* Passage shown:
"""
In my third article in this series, I’m going to talk a bit about the failure case I hit after installing Fedora 29 on my laptop, and how I was able to get to a command line to fix it. You can read the story up to this point in this article.
To sum up though, I have a Dell Inspiron laptop, with a discrete nvidia video adapter. Fedora’s Nouveau driver does not handle this card well, and I always have video issues right after install, and sometimes after upgrades. Many suggest the use of Bumblebee to get around this, you can do that if you’d like. I’ve never had any luck there. So I just use the proprietary NVIDIA drivers found in RPMFusion. I’ll talk about that more in the next article.
The issue is simple. After a fresh install of Fedora 29, my laptop wont boot. This is because the Nouveau driver just doesn’t get along with my discrete video adapter. An NVIDIA 960M. First boot looked something like this:
That looks fine, until I mention that it’s hung there, for eternity. Power-off is the only way to recover. Can’t even hit ESC to get the console output. Locked up good. If you hit ESC before it gets locked up, you’ll see the following errors:
I was pretty sure I knew that this was the video card, but I did do quite a bit of digging to see what that particular error meant, I came up mostly empty. I got a few good nudges from the Red Hat Accelerators, a group of linux nuts (and Red Hat customers) that I’m a member of. I decided to attack it as the problem I suspected it was, the nouveau problem that I usually have. See, I can clearly remember support for my card getting improved in Nouveau at some point during my previous install of Fedora, so I was a little surprised when this happened. I should have known better than to trust my memory.
I started with the usual, interrupt your GRUB boot loader (I usually just hit the up/down arrows during boot until I see the GRUB screen), and edit the Fedora 29 default boot line by selecting it (first in the list) and hitting ‘e’. Then find the line that loads the kernel, it looks like this.
First, let’s disable plymouth for this boot, just remove the two arguments “rhgb” and “quiet”. Then add the infamous line, ‘nomodeset’. This is suposed to disable noveau, from what I’ve read. The nouveau docs actually don’t mention it. I also don’t see it in the kernel docs.. Maybe it’s outdated info? At any rate, I added nomodeset, and nouveau.modeset=0, which IS documented, it disables nouveau. The thing I don’t understand is how that helps? Is X supposed to fall back to some failsafe video driver? Not sure, the internet suggests this, I tried it. It actually didn’t help. I ended up adding “nomodeset nouveau.modeset=0” to the “linux” line in place of the “rhgb quiet” that I removed. That helped, but I still ended up with a system that tried to load X at boot time, and failed. However, it didn’t lock up. So this is progress.
"""
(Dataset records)
"""
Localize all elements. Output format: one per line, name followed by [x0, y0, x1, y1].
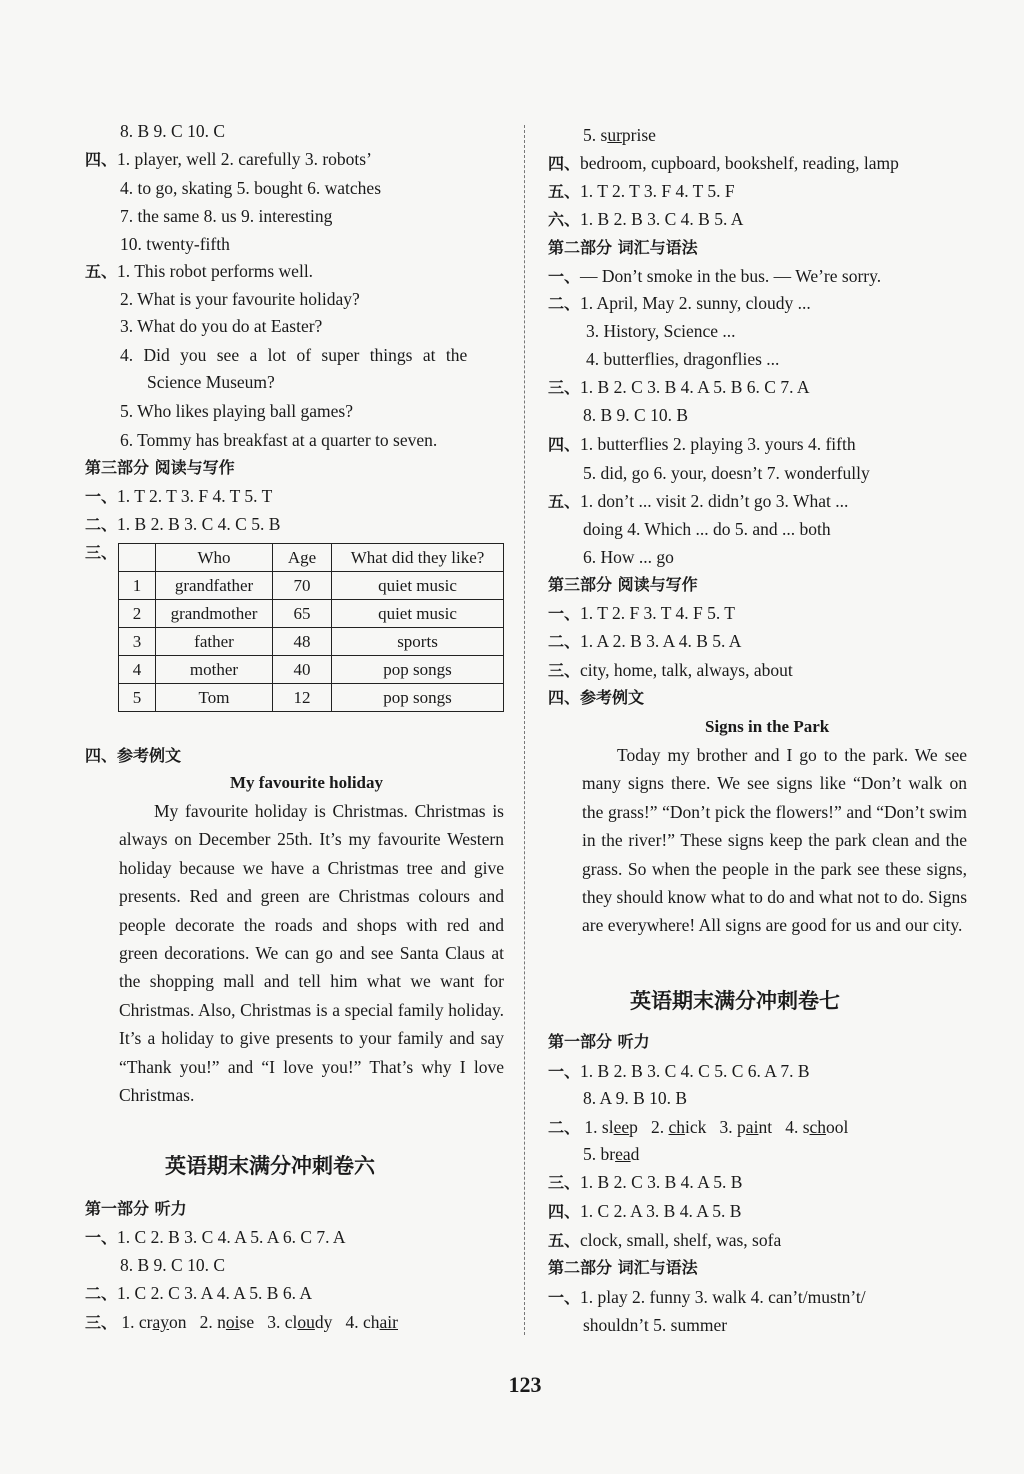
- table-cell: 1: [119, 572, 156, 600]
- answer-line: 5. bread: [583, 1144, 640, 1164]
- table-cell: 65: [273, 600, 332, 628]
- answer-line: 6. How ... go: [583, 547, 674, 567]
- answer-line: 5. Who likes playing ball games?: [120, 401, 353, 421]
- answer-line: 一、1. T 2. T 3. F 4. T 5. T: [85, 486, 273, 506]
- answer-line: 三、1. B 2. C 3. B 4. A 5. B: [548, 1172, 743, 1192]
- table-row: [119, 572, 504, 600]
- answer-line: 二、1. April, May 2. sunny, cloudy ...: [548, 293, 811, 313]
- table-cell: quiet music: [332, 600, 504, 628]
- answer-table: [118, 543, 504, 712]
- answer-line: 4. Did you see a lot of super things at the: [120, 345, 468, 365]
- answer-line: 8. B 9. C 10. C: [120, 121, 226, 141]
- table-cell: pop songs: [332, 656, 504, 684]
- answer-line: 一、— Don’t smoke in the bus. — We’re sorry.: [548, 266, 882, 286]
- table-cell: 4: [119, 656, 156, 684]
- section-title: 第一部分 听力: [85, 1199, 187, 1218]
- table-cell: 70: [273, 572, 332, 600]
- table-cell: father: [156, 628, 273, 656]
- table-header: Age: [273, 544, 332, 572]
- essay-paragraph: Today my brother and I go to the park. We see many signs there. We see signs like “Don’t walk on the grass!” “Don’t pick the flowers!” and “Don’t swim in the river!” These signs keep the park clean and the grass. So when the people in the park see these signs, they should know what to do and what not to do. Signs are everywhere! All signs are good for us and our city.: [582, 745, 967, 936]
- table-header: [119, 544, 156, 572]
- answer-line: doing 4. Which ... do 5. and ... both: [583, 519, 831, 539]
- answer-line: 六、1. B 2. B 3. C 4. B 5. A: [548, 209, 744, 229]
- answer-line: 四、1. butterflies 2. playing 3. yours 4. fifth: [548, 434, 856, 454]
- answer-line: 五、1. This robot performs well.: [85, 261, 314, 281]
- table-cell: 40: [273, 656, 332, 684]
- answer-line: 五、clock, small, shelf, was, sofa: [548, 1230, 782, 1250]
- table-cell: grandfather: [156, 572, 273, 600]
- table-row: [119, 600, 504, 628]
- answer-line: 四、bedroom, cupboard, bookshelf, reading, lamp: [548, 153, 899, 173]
"""
* Task list:
**1.** Answer these questions from the Fedora 29 article.
(a) What brand and model line is the laptop?
(b) What discrete video adapter does it have?
(c) Which two boot arguments are removed to disable plymouth?
**2.** Output the lines of the records, unchanged, from the line with "- table-cell: 1: [119, 572, 156, 600]" to the line with "- table-header: Age: [273, 544, 332, 572]", including both.

* Answers to the problems:
**1.**
(a) A Dell Inspiron.
(b) An NVIDIA 960M.
(c) "rhgb" and "quiet".

**2.**
- table-cell: 1: [119, 572, 156, 600]
- answer-line: 5. bread: [583, 1144, 640, 1164]
- table-cell: 65: [273, 600, 332, 628]
- answer-line: 6. How ... go: [583, 547, 674, 567]
- answer-line: 5. Who likes playing ball games?: [120, 401, 353, 421]
- answer-line: 一、1. T 2. T 3. F 4. T 5. T: [85, 486, 273, 506]
- answer-line: 三、1. B 2. C 3. B 4. A 5. B: [548, 1172, 743, 1192]
- table-row: [119, 572, 504, 600]
- answer-line: 二、1. April, May 2. sunny, cloudy ...: [548, 293, 811, 313]
- table-cell: quiet music: [332, 600, 504, 628]
- answer-table: [118, 543, 504, 712]
- answer-line: 4. Did you see a lot of super things at the: [120, 345, 468, 365]
- answer-line: 8. B 9. C 10. C: [120, 121, 226, 141]
- table-cell: pop songs: [332, 656, 504, 684]
- answer-line: 一、— Don’t smoke in the bus. — We’re sorry.: [548, 266, 882, 286]
- table-cell: 4: [119, 656, 156, 684]
- section-title: 第一部分 听力: [85, 1199, 187, 1218]
- table-cell: 70: [273, 572, 332, 600]
- table-cell: father: [156, 628, 273, 656]
- table-header: Age: [273, 544, 332, 572]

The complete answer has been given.